Job: Copy out all of the material exactly as presented.

Recorded information:
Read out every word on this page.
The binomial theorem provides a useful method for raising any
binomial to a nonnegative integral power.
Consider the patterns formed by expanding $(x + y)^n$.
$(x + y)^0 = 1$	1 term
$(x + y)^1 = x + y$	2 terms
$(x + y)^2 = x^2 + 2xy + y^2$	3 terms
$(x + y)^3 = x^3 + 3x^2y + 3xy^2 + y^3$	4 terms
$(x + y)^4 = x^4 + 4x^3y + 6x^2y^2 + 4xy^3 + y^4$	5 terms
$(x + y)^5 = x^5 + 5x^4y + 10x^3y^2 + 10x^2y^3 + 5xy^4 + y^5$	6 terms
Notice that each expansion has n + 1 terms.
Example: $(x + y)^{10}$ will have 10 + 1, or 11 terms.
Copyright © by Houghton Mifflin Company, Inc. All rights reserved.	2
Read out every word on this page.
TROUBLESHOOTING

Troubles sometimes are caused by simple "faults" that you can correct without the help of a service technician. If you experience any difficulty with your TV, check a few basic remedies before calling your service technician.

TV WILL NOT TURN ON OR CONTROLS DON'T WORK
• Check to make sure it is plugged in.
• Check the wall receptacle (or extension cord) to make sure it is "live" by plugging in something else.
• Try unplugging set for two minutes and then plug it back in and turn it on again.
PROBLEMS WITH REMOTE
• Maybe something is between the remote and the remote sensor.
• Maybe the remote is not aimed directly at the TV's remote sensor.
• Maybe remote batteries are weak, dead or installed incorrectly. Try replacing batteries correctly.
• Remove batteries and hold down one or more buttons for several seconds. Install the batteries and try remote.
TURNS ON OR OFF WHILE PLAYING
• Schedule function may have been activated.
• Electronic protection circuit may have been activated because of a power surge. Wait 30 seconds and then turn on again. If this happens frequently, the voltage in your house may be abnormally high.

Correct response:
Read out every word on this page.
The binomial theorem provides a useful method for raising any
binomial to a nonnegative integral power.
Consider the patterns formed by expanding $(x + y)^n$.
$(x + y)^0 = 1$	1 term
$(x + y)^1 = x + y$	2 terms
$(x + y)^2 = x^2 + 2xy + y^2$	3 terms
$(x + y)^3 = x^3 + 3x^2y + 3xy^2 + y^3$	4 terms
$(x + y)^4 = x^4 + 4x^3y + 6x^2y^2 + 4xy^3 + y^4$	5 terms
$(x + y)^5 = x^5 + 5x^4y + 10x^3y^2 + 10x^2y^3 + 5xy^4 + y^5$	6 terms
Notice that each expansion has n + 1 terms.
Example: $(x + y)^{10}$ will have 10 + 1, or 11 terms.
Copyright © by Houghton Mifflin Company, Inc. All rights reserved.	2
Read out every word on this page.
TROUBLESHOOTING

Troubles sometimes are caused by simple "faults" that you can correct without the help of a service technician. If you experience any difficulty with your TV, check a few basic remedies before calling your service technician.

TV WILL NOT TURN ON OR CONTROLS DON'T WORK
• Check to make sure it is plugged in.
• Check the wall receptacle (or extension cord) to make sure it is "live" by plugging in something else.
• Try unplugging set for two minutes and then plug it back in and turn it on again.
PROBLEMS WITH REMOTE
• Maybe something is between the remote and the remote sensor.
• Maybe the remote is not aimed directly at the TV's remote sensor.
• Maybe remote batteries are weak, dead or installed incorrectly. Try replacing batteries correctly.
• Remove batteries and hold down one or more buttons for several seconds. Install the batteries and try remote.
TURNS ON OR OFF WHILE PLAYING
• Schedule function may have been activated.
• Electronic protection circuit may have been activated because of a power surge. Wait 30 seconds and then turn on again. If this happens frequently, the voltage in your house may be abnormally high.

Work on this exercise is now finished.